**Assignment**
Across the records below, how many lines include the string "densidad"? State the number and nothing more.

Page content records
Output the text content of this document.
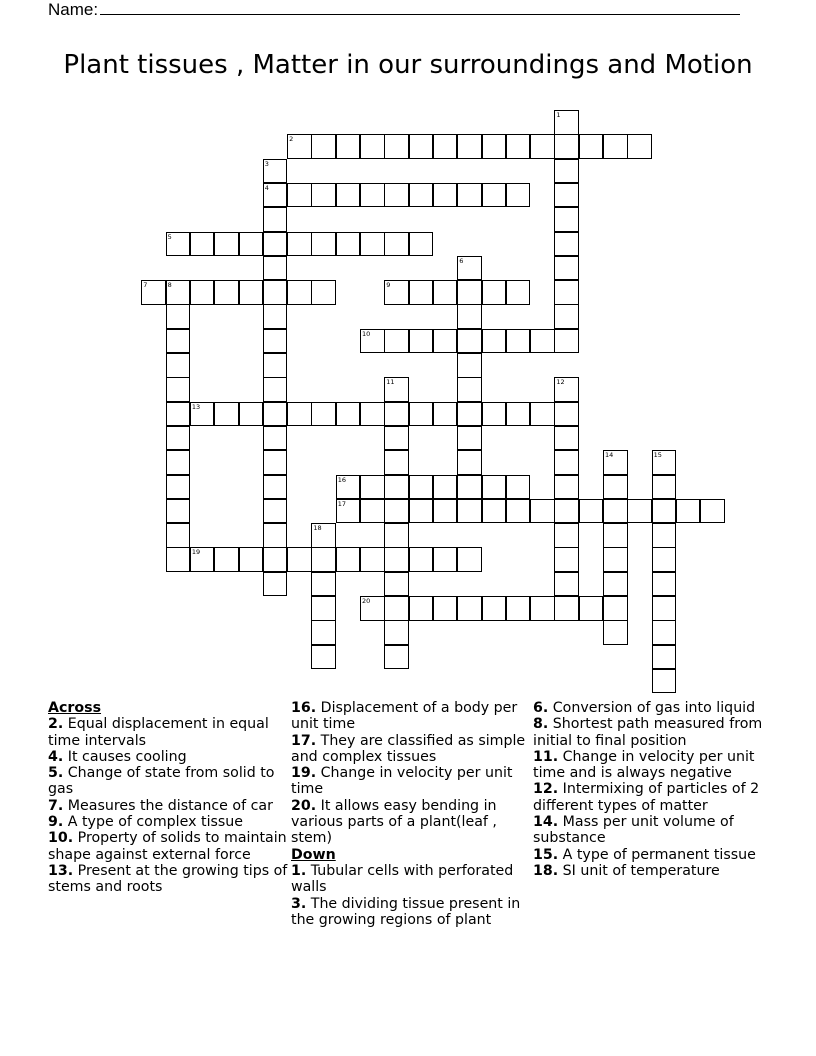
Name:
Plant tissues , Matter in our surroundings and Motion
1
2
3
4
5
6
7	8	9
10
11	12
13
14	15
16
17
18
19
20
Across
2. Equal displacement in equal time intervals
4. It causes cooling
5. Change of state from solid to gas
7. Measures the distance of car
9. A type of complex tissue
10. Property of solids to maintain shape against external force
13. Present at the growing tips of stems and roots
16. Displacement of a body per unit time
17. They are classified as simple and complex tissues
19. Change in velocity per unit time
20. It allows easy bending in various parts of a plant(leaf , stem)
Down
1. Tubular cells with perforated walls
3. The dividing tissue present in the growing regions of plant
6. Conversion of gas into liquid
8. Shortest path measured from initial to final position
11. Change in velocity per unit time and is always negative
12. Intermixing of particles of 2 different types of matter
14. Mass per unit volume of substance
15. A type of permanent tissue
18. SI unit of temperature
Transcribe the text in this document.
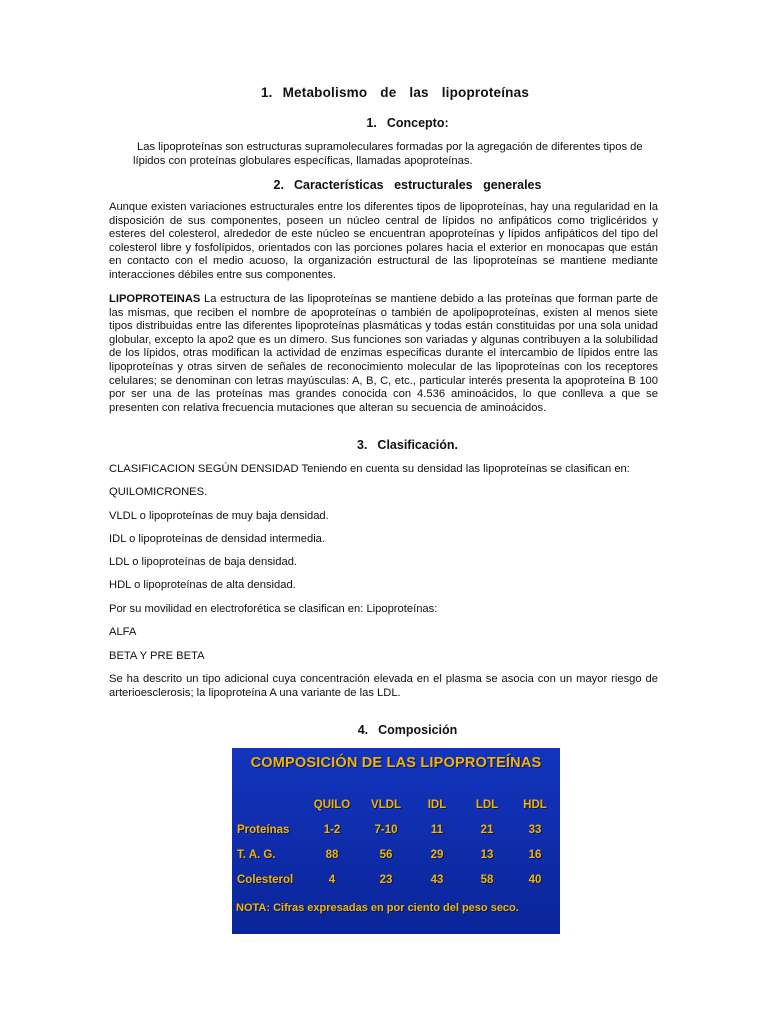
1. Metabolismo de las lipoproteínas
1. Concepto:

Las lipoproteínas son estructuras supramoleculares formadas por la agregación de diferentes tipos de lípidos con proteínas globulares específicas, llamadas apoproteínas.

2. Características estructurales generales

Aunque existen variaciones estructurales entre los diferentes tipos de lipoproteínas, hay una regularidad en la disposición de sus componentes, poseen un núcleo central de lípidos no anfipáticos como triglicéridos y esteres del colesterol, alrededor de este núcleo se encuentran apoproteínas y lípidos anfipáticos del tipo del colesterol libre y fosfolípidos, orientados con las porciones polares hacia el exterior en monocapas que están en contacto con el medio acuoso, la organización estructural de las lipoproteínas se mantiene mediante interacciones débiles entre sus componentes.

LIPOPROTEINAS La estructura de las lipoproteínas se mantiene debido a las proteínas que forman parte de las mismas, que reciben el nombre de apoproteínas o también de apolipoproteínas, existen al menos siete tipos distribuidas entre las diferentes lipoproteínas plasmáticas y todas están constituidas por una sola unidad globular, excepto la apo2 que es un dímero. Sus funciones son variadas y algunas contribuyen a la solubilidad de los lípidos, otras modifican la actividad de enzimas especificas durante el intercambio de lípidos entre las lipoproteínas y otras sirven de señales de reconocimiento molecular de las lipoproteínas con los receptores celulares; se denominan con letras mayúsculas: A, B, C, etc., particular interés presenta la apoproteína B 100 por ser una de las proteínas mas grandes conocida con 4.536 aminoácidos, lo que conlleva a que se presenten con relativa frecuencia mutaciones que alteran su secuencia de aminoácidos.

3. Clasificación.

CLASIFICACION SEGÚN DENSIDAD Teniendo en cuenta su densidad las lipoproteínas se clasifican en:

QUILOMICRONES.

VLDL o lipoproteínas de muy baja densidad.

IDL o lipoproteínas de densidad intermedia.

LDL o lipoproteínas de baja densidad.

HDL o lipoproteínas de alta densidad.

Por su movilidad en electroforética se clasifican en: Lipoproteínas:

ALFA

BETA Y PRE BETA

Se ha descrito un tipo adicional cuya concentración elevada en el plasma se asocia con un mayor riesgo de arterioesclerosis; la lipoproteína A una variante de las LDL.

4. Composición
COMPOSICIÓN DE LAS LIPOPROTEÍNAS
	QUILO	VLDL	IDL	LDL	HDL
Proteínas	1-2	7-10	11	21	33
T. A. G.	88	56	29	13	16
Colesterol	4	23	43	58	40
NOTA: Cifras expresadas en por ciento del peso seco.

--

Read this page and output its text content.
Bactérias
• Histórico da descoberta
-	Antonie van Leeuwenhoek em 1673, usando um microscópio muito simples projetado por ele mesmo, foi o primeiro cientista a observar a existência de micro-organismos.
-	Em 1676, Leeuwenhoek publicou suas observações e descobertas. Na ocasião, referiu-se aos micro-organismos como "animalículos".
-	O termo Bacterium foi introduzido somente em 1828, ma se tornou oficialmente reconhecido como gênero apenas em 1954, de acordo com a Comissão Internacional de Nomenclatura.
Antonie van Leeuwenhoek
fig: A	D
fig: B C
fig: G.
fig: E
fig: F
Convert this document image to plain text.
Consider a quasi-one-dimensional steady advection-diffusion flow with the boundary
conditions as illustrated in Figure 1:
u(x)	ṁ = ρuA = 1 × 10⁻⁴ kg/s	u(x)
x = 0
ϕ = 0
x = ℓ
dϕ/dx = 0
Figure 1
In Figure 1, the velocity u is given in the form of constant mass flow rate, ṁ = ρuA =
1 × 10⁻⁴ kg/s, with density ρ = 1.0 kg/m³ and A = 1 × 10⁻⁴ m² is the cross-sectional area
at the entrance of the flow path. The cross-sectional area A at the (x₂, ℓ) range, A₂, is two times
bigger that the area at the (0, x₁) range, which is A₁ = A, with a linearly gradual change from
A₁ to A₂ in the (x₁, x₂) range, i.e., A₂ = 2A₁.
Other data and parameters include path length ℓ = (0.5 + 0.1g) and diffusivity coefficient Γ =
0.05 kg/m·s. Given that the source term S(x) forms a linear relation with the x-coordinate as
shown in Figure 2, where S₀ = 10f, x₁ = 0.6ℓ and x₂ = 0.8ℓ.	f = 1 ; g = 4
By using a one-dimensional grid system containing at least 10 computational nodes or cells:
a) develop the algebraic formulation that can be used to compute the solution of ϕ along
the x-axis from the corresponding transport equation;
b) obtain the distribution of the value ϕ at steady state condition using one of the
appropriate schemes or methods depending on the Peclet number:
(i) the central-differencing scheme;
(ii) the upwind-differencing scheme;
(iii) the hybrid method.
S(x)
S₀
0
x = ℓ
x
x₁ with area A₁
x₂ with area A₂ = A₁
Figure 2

**Task response**
5